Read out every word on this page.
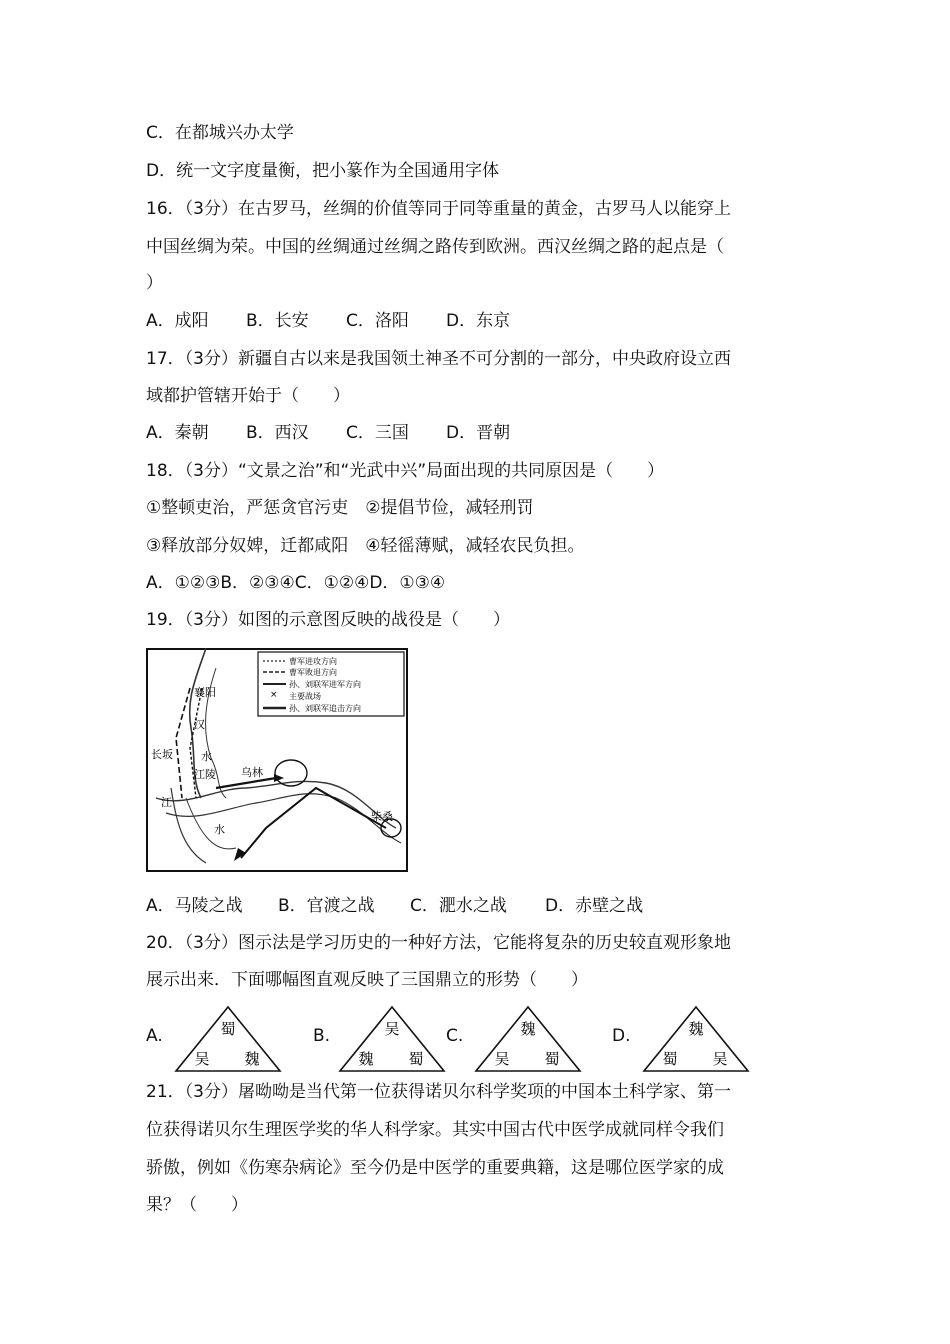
C．在都城兴办太学
D．统一文字度量衡，把小篆作为全国通用字体
16．（3分）在古罗马，丝绸的价值等同于同等重量的黄金，古罗马人以能穿上
中国丝绸为荣。中国的丝绸通过丝绸之路传到欧洲。西汉丝绸之路的起点是（
）
A．成阳 B．长安 C．洛阳 D．东京
17．（3分）新疆自古以来是我国领土神圣不可分割的一部分，中央政府设立西
域都护管辖开始于（　　）
A．秦朝 B．西汉 C．三国 D．晋朝
18．（3分）“文景之治”和“光武中兴”局面出现的共同原因是（　　）
①整顿吏治，严惩贪官污吏　②提倡节俭，减轻刑罚
③释放部分奴婢，迁都咸阳　④轻徭薄赋，减轻农民负担。
A．①②③B．②③④C．①②④D．①③④
19．（3分）如图的示意图反映的战役是（　　）
×
曹军进攻方向
曹军败退方向
孙、刘联军进军方向
主要战场
孙、刘联军追击方向
襄阳
汉
水
长坂
江陵 乌林
江
水
柴桑
A．马陵之战 B．官渡之战 C．淝水之战 D．赤壁之战
20．（3分）图示法是学习历史的一种好方法，它能将复杂的历史较直观形象地
展示出来．下面哪幅图直观反映了三国鼎立的形势（　　）
A.	蜀
吴 魏
B.	吴
魏 蜀
C.	魏
吴 蜀
D.	魏
蜀 吴
21．（3分）屠呦呦是当代第一位获得诺贝尔科学奖项的中国本土科学家、第一
位获得诺贝尔生理医学奖的华人科学家。其实中国古代中医学成就同样令我们
骄傲，例如《伤寒杂病论》至今仍是中医学的重要典籍，这是哪位医学家的成
果？（　　）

★ ★ ★ ★ ★ ★ ★

• **Stated exercise**
Keep the pictures out and write out the records exactly.

• **Exercise solution**
Read out every word on this page.
C．在都城兴办太学
D．统一文字度量衡，把小篆作为全国通用字体
16．（3分）在古罗马，丝绸的价值等同于同等重量的黄金，古罗马人以能穿上
中国丝绸为荣。中国的丝绸通过丝绸之路传到欧洲。西汉丝绸之路的起点是（
）
A．成阳 B．长安 C．洛阳 D．东京
17．（3分）新疆自古以来是我国领土神圣不可分割的一部分，中央政府设立西
域都护管辖开始于（　　）
A．秦朝 B．西汉 C．三国 D．晋朝
18．（3分）“文景之治”和“光武中兴”局面出现的共同原因是（　　）
①整顿吏治，严惩贪官污吏　②提倡节俭，减轻刑罚
③释放部分奴婢，迁都咸阳　④轻徭薄赋，减轻农民负担。
A．①②③B．②③④C．①②④D．①③④
19．（3分）如图的示意图反映的战役是（　　）
×
曹军进攻方向
曹军败退方向
孙、刘联军进军方向
主要战场
孙、刘联军追击方向
襄阳
汉
水
长坂
江陵 乌林
江
水
柴桑
A．马陵之战 B．官渡之战 C．淝水之战 D．赤壁之战
20．（3分）图示法是学习历史的一种好方法，它能将复杂的历史较直观形象地
展示出来．下面哪幅图直观反映了三国鼎立的形势（　　）
A.	蜀
吴 魏
B.	吴
魏 蜀
C.	魏
吴 蜀
D.	魏
蜀 吴
21．（3分）屠呦呦是当代第一位获得诺贝尔科学奖项的中国本土科学家、第一
位获得诺贝尔生理医学奖的华人科学家。其实中国古代中医学成就同样令我们
骄傲，例如《伤寒杂病论》至今仍是中医学的重要典籍，这是哪位医学家的成
果？（　　）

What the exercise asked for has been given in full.